## [Exercise aim]
Select every line containing the word "Female" from the material, and copy those lines.
[Opening Source information section]
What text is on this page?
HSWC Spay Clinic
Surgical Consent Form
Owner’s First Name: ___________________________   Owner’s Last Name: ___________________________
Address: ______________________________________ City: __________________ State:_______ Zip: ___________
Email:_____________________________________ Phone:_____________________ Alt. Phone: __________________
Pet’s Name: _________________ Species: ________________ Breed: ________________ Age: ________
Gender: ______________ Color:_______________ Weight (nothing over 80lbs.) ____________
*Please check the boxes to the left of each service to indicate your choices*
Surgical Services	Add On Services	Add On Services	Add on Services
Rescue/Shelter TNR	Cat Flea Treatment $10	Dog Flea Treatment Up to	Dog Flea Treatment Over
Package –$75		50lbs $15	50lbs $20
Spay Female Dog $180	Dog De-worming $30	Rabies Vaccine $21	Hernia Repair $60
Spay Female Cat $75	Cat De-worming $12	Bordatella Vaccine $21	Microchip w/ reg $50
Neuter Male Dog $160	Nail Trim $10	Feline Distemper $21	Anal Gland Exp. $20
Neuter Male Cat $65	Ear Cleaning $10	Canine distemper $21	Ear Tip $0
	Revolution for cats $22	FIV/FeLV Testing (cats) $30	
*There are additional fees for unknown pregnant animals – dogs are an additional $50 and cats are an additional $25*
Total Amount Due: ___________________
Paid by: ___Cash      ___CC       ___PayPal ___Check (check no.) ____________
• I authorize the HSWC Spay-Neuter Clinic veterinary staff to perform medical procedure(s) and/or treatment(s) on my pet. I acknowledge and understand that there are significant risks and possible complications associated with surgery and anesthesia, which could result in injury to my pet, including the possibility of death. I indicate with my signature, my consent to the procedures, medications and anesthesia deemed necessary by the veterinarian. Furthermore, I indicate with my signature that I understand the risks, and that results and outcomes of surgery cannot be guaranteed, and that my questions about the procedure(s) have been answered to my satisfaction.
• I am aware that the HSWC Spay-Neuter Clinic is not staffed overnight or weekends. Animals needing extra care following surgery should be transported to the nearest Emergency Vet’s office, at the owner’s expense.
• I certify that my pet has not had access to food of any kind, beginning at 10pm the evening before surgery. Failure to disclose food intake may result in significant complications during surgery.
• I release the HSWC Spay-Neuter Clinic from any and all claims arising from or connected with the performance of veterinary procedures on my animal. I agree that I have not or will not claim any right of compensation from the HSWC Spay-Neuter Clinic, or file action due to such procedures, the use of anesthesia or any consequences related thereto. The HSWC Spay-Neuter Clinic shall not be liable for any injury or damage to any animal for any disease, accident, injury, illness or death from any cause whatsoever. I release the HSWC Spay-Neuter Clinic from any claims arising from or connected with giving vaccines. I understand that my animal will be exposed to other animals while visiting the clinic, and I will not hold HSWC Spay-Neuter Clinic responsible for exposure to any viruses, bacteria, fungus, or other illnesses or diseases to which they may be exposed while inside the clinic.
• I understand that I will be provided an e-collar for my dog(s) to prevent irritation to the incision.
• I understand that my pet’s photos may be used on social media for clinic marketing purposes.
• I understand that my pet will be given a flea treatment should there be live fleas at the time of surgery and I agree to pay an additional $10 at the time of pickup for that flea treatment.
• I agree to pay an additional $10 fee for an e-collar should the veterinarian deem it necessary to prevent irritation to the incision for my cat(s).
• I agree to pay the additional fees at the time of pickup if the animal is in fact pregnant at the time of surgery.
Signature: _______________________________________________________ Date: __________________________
[Closing Source information section]
## [Output of the exercise]
Spay Female Dog $180	Dog De-worming $30	Rabies Vaccine $21	Hernia Repair $60
Spay Female Cat $75	Cat De-worming $12	Bordatella Vaccine $21	Microchip w/ reg $50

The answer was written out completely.